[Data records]

--

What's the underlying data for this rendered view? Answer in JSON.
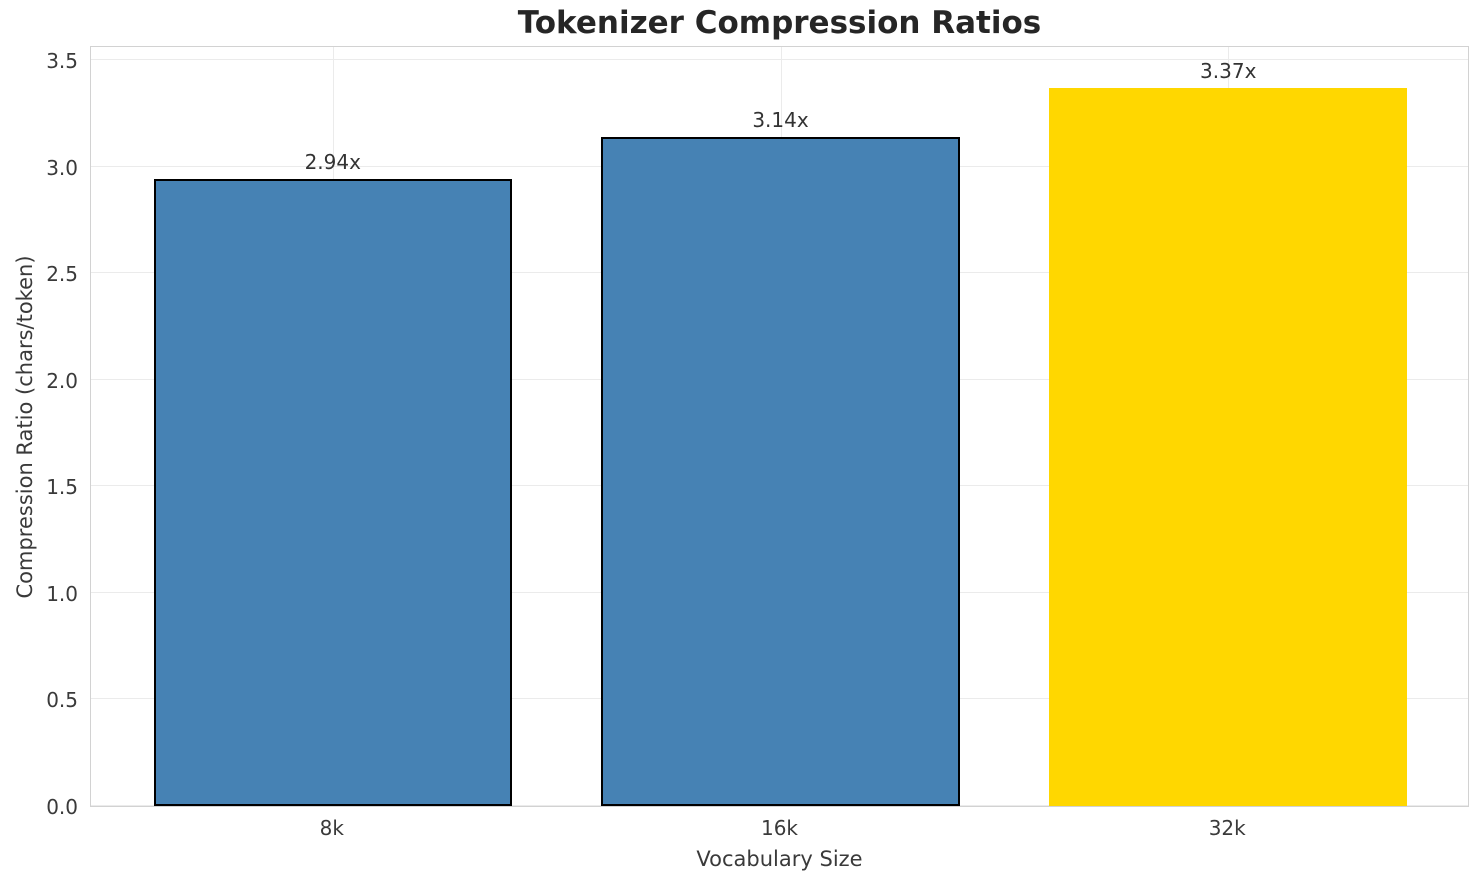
{
  "figure": {
    "background": "#ffffff"
  },
  "chart_data": {
    "type": "bar",
    "title": "Tokenizer Compression Ratios",
    "xlabel": "Vocabulary Size",
    "ylabel": "Compression Ratio (chars/token)",
    "categories": [
      "8k",
      "16k",
      "32k"
    ],
    "values": [
      2.94,
      3.14,
      3.37
    ],
    "bar_labels": [
      "2.94x",
      "3.14x",
      "3.37x"
    ],
    "bar_colors": [
      "#4682b4",
      "#4682b4",
      "#ffd700"
    ],
    "bar_edge_colors": [
      "#000000",
      "#000000",
      "none"
    ],
    "bar_width_fraction": 0.8,
    "xlim": [
      -0.54,
      2.54
    ],
    "ylim": [
      0,
      3.57
    ],
    "yticks": [
      0.0,
      0.5,
      1.0,
      1.5,
      2.0,
      2.5,
      3.0,
      3.5
    ],
    "ytick_labels": [
      "0.0",
      "0.5",
      "1.0",
      "1.5",
      "2.0",
      "2.5",
      "3.0",
      "3.5"
    ],
    "grid": true,
    "legend_position": "none",
    "colors": {
      "grid": "#ebebeb",
      "spine": "#d2d2d2",
      "text": "#3a3a3a",
      "title": "#262626"
    }
  }
}
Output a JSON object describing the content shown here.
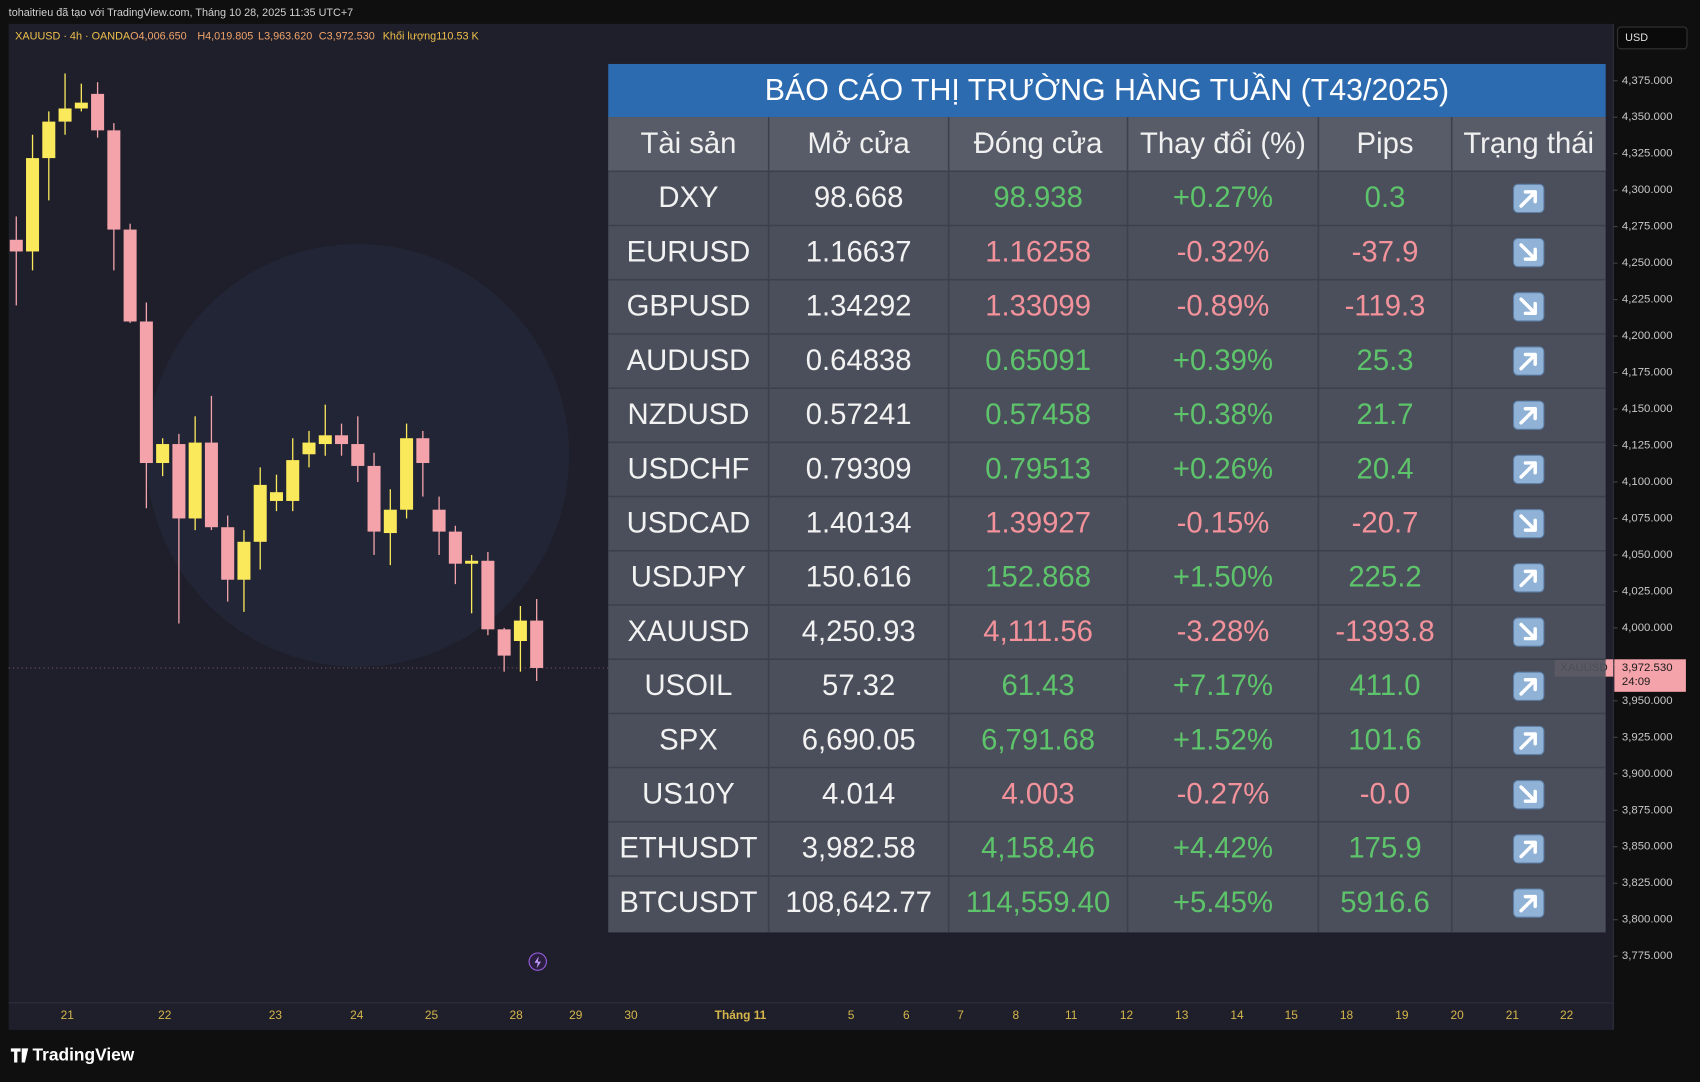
{
  "header": {
    "credit": "tohaitrieu đã tạo với TradingView.com, Tháng 10 28, 2025 11:35 UTC+7",
    "symbol": "XAUUSD · 4h · OANDA",
    "open": "O4,006.650",
    "high": "H4,019.805",
    "low": "L3,963.620",
    "close": "C3,972.530",
    "volume": "Khối lượng110.53 K",
    "currency": "USD"
  },
  "chart": {
    "type": "candlestick",
    "ylim": [
      3743,
      4414
    ],
    "candles": [
      {
        "open": 4266,
        "high": 4282,
        "low": 4221,
        "close": 4258
      },
      {
        "open": 4258,
        "high": 4338,
        "low": 4245,
        "close": 4322
      },
      {
        "open": 4322,
        "high": 4354,
        "low": 4293,
        "close": 4347
      },
      {
        "open": 4347,
        "high": 4380,
        "low": 4338,
        "close": 4356
      },
      {
        "open": 4356,
        "high": 4373,
        "low": 4354,
        "close": 4360
      },
      {
        "open": 4366,
        "high": 4374,
        "low": 4336,
        "close": 4341
      },
      {
        "open": 4341,
        "high": 4346,
        "low": 4245,
        "close": 4273
      },
      {
        "open": 4273,
        "high": 4277,
        "low": 4209,
        "close": 4210
      },
      {
        "open": 4210,
        "high": 4223,
        "low": 4082,
        "close": 4113
      },
      {
        "open": 4113,
        "high": 4130,
        "low": 4104,
        "close": 4126
      },
      {
        "open": 4126,
        "high": 4133,
        "low": 4003,
        "close": 4075
      },
      {
        "open": 4075,
        "high": 4145,
        "low": 4067,
        "close": 4127
      },
      {
        "open": 4127,
        "high": 4159,
        "low": 4067,
        "close": 4069
      },
      {
        "open": 4069,
        "high": 4077,
        "low": 4018,
        "close": 4033
      },
      {
        "open": 4033,
        "high": 4067,
        "low": 4011,
        "close": 4059
      },
      {
        "open": 4059,
        "high": 4110,
        "low": 4040,
        "close": 4098
      },
      {
        "open": 4087,
        "high": 4105,
        "low": 4080,
        "close": 4093
      },
      {
        "open": 4087,
        "high": 4130,
        "low": 4080,
        "close": 4115
      },
      {
        "open": 4119,
        "high": 4135,
        "low": 4110,
        "close": 4127
      },
      {
        "open": 4126,
        "high": 4153,
        "low": 4118,
        "close": 4132
      },
      {
        "open": 4132,
        "high": 4140,
        "low": 4118,
        "close": 4126
      },
      {
        "open": 4126,
        "high": 4145,
        "low": 4100,
        "close": 4111
      },
      {
        "open": 4111,
        "high": 4120,
        "low": 4050,
        "close": 4066
      },
      {
        "open": 4065,
        "high": 4095,
        "low": 4043,
        "close": 4081
      },
      {
        "open": 4081,
        "high": 4140,
        "low": 4075,
        "close": 4130
      },
      {
        "open": 4130,
        "high": 4135,
        "low": 4090,
        "close": 4113
      },
      {
        "open": 4081,
        "high": 4090,
        "low": 4050,
        "close": 4066
      },
      {
        "open": 4066,
        "high": 4070,
        "low": 4030,
        "close": 4044
      },
      {
        "open": 4044,
        "high": 4050,
        "low": 4010,
        "close": 4046
      },
      {
        "open": 4046,
        "high": 4052,
        "low": 3995,
        "close": 3999
      },
      {
        "open": 3999,
        "high": 4000,
        "low": 3970,
        "close": 3981
      },
      {
        "open": 3991,
        "high": 4015,
        "low": 3970,
        "close": 4005
      },
      {
        "open": 4005,
        "high": 4019.8,
        "low": 3963.6,
        "close": 3972.53
      }
    ],
    "yticks": [
      {
        "value": 4375,
        "label": "4,375.000"
      },
      {
        "value": 4350,
        "label": "4,350.000"
      },
      {
        "value": 4325,
        "label": "4,325.000"
      },
      {
        "value": 4300,
        "label": "4,300.000"
      },
      {
        "value": 4275,
        "label": "4,275.000"
      },
      {
        "value": 4250,
        "label": "4,250.000"
      },
      {
        "value": 4225,
        "label": "4,225.000"
      },
      {
        "value": 4200,
        "label": "4,200.000"
      },
      {
        "value": 4175,
        "label": "4,175.000"
      },
      {
        "value": 4150,
        "label": "4,150.000"
      },
      {
        "value": 4125,
        "label": "4,125.000"
      },
      {
        "value": 4100,
        "label": "4,100.000"
      },
      {
        "value": 4075,
        "label": "4,075.000"
      },
      {
        "value": 4050,
        "label": "4,050.000"
      },
      {
        "value": 4025,
        "label": "4,025.000"
      },
      {
        "value": 4000,
        "label": "4,000.000"
      },
      {
        "value": 3975,
        "label": "3,975.000"
      },
      {
        "value": 3950,
        "label": "3,950.000"
      },
      {
        "value": 3925,
        "label": "3,925.000"
      },
      {
        "value": 3900,
        "label": "3,900.000"
      },
      {
        "value": 3875,
        "label": "3,875.000"
      },
      {
        "value": 3850,
        "label": "3,850.000"
      },
      {
        "value": 3825,
        "label": "3,825.000"
      },
      {
        "value": 3800,
        "label": "3,800.000"
      },
      {
        "value": 3775,
        "label": "3,775.000"
      }
    ],
    "last_price": {
      "symbol": "XAUUSD",
      "price": {
        "value": 3972.53,
        "label": "3,972.530"
      },
      "countdown": "24:09"
    },
    "x_labels": [
      "21",
      "22",
      "23",
      "24",
      "25",
      "28",
      "29",
      "30",
      "Tháng 11",
      "5",
      "6",
      "7",
      "8",
      "11",
      "12",
      "13",
      "14",
      "15",
      "18",
      "19",
      "20",
      "21",
      "22"
    ]
  },
  "table": {
    "title": "BÁO CÁO THỊ TRƯỜNG HÀNG TUẦN (T43/2025)",
    "columns": [
      "Tài sản",
      "Mở cửa",
      "Đóng cửa",
      "Thay đổi (%)",
      "Pips",
      "Trạng thái"
    ],
    "rows": [
      [
        "DXY",
        "98.668",
        "98.938",
        "+0.27%",
        "0.3"
      ],
      [
        "EURUSD",
        "1.16637",
        "1.16258",
        "-0.32%",
        "-37.9"
      ],
      [
        "GBPUSD",
        "1.34292",
        "1.33099",
        "-0.89%",
        "-119.3"
      ],
      [
        "AUDUSD",
        "0.64838",
        "0.65091",
        "+0.39%",
        "25.3"
      ],
      [
        "NZDUSD",
        "0.57241",
        "0.57458",
        "+0.38%",
        "21.7"
      ],
      [
        "USDCHF",
        "0.79309",
        "0.79513",
        "+0.26%",
        "20.4"
      ],
      [
        "USDCAD",
        "1.40134",
        "1.39927",
        "-0.15%",
        "-20.7"
      ],
      [
        "USDJPY",
        "150.616",
        "152.868",
        "+1.50%",
        "225.2"
      ],
      [
        "XAUUSD",
        "4,250.93",
        "4,111.56",
        "-3.28%",
        "-1393.8"
      ],
      [
        "USOIL",
        "57.32",
        "61.43",
        "+7.17%",
        "411.0"
      ],
      [
        "SPX",
        "6,690.05",
        "6,791.68",
        "+1.52%",
        "101.6"
      ],
      [
        "US10Y",
        "4.014",
        "4.003",
        "-0.27%",
        "-0.0"
      ],
      [
        "ETHUSDT",
        "3,982.58",
        "4,158.46",
        "+4.42%",
        "175.9"
      ],
      [
        "BTCUSDT",
        "108,642.77",
        "114,559.40",
        "+5.45%",
        "5916.6"
      ]
    ]
  },
  "footer": {
    "brand": "TradingView"
  }
}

--

▸ THE EXERCISE
Give only the number of lines in the preceding material that contain the string "Compression".

▸ FINISHED EXERCISE
2